**Written exercise A**
Translate this sentence from the MARMOT text into Spanish: "It does not replace classical debuggers, but can be used in addition to them."

** Start of Source **

Tool for analysing and checking MPI programs
What is MARMOT?
Debugging MPI-programs normally is very frustrating:
- How to debug a program that runs on 512 nodes and crashes after several hours of runtime?
- How to detect errors concerning wrong usage of MPI?
MARMOT surveys the MPI-calls made and automatically checks the correct usage of these calls and their arguments during runtime. It does not replace classical debuggers, but can be used in addition to them.
We have finished a first development release. Currently MARMOT supports the C and Fortran language binding of the MPI-standard 1.2. MARMOT is a library that is linked to the MPI-application in addition to the existing MPI-library and that allows a detailed analysis of this application at runtime. It generates a human-readable log file:
- Violations of the MPI-standard are reported as error.
- Unusual behaviour or possible problems is reported as warnings.
- Notes are displayed when harmless but remarkable behaviour occurs.
- The MPI-calls are traced on each node throughout the whole application.
- When detecting a deadlock the last few calls (as configured by the user) can be traced back on each node.
MARMOT is intended to be a portable tool that runs on any platform and with any MPI-implementation. It has been tested using
- Linux IA32/IA64/AMD64/EM64T with MPICH, MPICH-G2, LAM, Open MPI, and many others
- NEC SX-8, SX-6
- Windows Server 2003, 2008 with MSMPI v1 and v2
- IBM Regatta
- Cray T3E
- SGI Altix 4700

** End of Source **
** Start of Material **

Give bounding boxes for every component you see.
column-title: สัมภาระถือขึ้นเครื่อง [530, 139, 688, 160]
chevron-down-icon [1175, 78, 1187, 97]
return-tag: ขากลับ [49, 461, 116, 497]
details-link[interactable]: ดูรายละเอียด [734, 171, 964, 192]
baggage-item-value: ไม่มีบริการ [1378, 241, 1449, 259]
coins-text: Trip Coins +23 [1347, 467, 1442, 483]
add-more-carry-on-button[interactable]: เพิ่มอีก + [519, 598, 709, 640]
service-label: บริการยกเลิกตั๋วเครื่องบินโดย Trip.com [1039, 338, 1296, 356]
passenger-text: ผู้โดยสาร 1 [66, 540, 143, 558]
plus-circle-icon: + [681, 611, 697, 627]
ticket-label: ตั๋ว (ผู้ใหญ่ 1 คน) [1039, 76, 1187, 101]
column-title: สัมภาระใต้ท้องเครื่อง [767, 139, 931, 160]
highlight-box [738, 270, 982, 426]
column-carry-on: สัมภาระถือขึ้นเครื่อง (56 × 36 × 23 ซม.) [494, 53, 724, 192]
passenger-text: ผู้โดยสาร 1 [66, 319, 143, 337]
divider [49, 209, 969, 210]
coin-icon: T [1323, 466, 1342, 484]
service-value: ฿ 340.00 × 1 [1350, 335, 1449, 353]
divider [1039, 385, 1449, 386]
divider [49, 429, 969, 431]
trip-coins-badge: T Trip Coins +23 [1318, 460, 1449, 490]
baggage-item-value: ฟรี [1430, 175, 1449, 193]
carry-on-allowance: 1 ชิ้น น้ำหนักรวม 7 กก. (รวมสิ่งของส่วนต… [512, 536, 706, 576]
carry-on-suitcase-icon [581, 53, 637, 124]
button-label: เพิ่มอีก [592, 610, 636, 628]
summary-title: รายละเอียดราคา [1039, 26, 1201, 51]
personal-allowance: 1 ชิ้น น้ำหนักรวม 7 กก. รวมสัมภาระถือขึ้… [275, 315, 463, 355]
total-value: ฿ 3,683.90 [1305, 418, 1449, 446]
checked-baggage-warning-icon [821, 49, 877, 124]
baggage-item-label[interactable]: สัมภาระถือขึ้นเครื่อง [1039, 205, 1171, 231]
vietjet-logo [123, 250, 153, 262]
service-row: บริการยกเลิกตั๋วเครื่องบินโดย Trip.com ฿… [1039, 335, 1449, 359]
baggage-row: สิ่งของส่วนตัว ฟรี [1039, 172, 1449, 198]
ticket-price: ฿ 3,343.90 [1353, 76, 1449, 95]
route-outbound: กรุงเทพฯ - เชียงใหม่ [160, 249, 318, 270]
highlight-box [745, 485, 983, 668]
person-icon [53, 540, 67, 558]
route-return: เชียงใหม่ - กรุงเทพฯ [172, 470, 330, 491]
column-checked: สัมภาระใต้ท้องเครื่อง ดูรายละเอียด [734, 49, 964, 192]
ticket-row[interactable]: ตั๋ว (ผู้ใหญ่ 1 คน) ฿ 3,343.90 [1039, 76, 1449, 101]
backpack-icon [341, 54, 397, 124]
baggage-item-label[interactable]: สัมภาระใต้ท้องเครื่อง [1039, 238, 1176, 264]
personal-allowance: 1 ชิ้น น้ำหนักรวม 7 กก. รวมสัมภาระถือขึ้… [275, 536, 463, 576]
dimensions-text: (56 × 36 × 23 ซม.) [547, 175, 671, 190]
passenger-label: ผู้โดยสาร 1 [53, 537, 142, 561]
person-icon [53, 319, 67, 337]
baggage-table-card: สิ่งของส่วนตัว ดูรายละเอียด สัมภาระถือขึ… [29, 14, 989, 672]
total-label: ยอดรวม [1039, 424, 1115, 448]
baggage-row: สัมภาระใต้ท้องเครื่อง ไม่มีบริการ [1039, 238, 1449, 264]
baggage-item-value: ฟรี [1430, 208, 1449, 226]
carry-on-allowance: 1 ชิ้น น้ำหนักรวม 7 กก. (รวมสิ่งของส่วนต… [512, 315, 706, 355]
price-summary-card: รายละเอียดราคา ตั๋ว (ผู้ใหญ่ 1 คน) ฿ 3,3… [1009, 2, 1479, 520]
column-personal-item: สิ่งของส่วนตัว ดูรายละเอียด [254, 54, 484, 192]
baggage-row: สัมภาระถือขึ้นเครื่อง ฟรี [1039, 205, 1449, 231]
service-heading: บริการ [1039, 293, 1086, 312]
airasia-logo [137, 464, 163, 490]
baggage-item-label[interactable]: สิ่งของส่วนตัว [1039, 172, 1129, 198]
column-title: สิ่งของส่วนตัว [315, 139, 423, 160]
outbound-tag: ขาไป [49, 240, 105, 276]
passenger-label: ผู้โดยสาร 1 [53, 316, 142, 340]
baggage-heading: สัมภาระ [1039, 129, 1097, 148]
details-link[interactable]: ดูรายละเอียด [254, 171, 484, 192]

** End of Material **

**Written exercise B**
Copy word for word the part of the stored entries that opens with their first line and closes with the line containing "coins-text: Trip Coins", including both of those lines.

**Final result A**
No reemplaza a los depuradores clásicos, pero puede usarse además de ellos.

**Final result B**
Give bounding boxes for every component you see.
column-title: สัมภาระถือขึ้นเครื่อง [530, 139, 688, 160]
chevron-down-icon [1175, 78, 1187, 97]
return-tag: ขากลับ [49, 461, 116, 497]
details-link[interactable]: ดูรายละเอียด [734, 171, 964, 192]
baggage-item-value: ไม่มีบริการ [1378, 241, 1449, 259]
coins-text: Trip Coins +23 [1347, 467, 1442, 483]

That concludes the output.